Collected data entries:
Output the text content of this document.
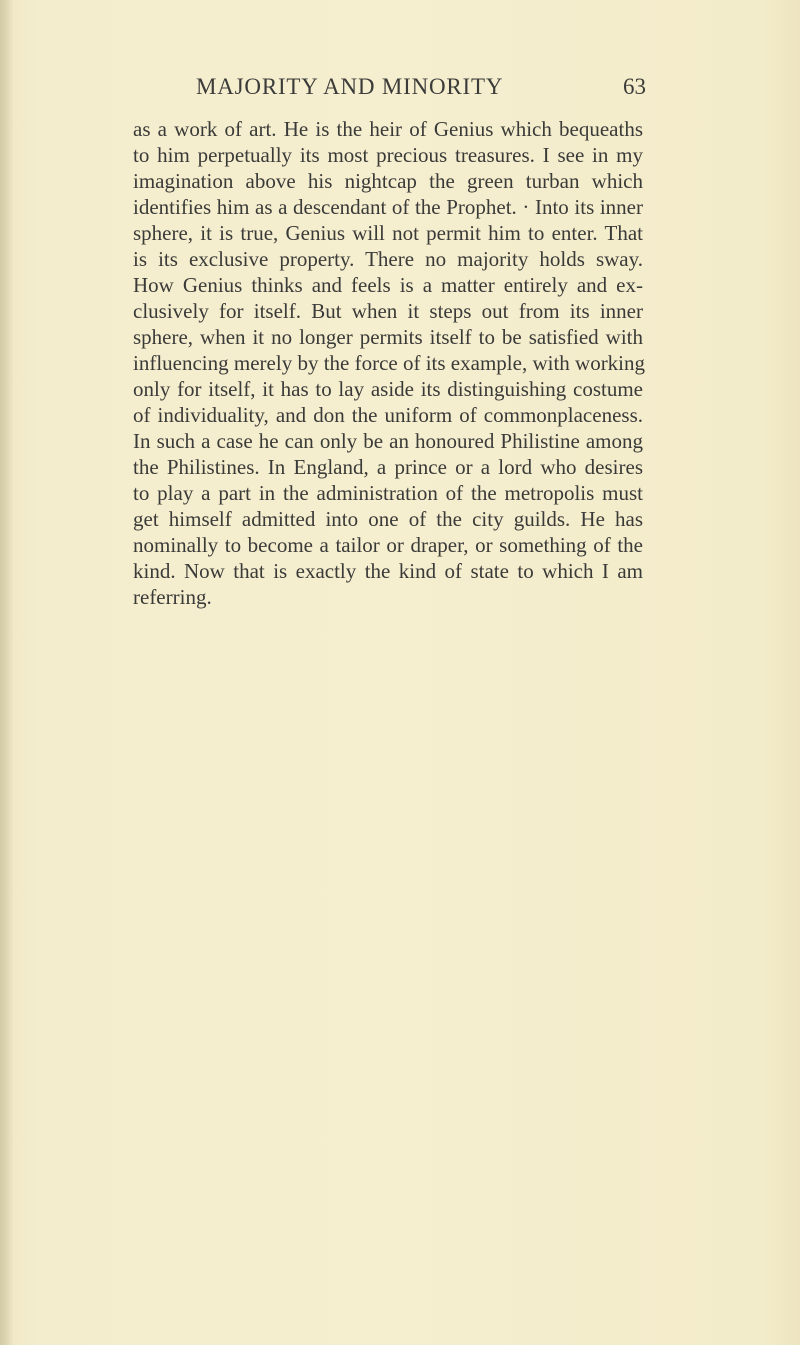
MAJORITY AND MINORITY	63
as a work of art. He is the heir of Genius which bequeaths
to him perpetually its most precious treasures. I see in my
imagination above his nightcap the green turban which
identifies him as a descendant of the Prophet. · Into its inner
sphere, it is true, Genius will not permit him to enter. That
is its exclusive property. There no majority holds sway.
How Genius thinks and feels is a matter entirely and ex-
clusively for itself. But when it steps out from its inner
sphere, when it no longer permits itself to be satisfied with
influencing merely by the force of its example, with working
only for itself, it has to lay aside its distinguishing costume
of individuality, and don the uniform of commonplaceness.
In such a case he can only be an honoured Philistine among
the Philistines. In England, a prince or a lord who desires
to play a part in the administration of the metropolis must
get himself admitted into one of the city guilds. He has
nominally to become a tailor or draper, or something of the
kind. Now that is exactly the kind of state to which I am
referring.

_WHAT IS REQUIRED_
State how many lines of the records above contain the word "inner", giving only that number.

_SOLUTION_
2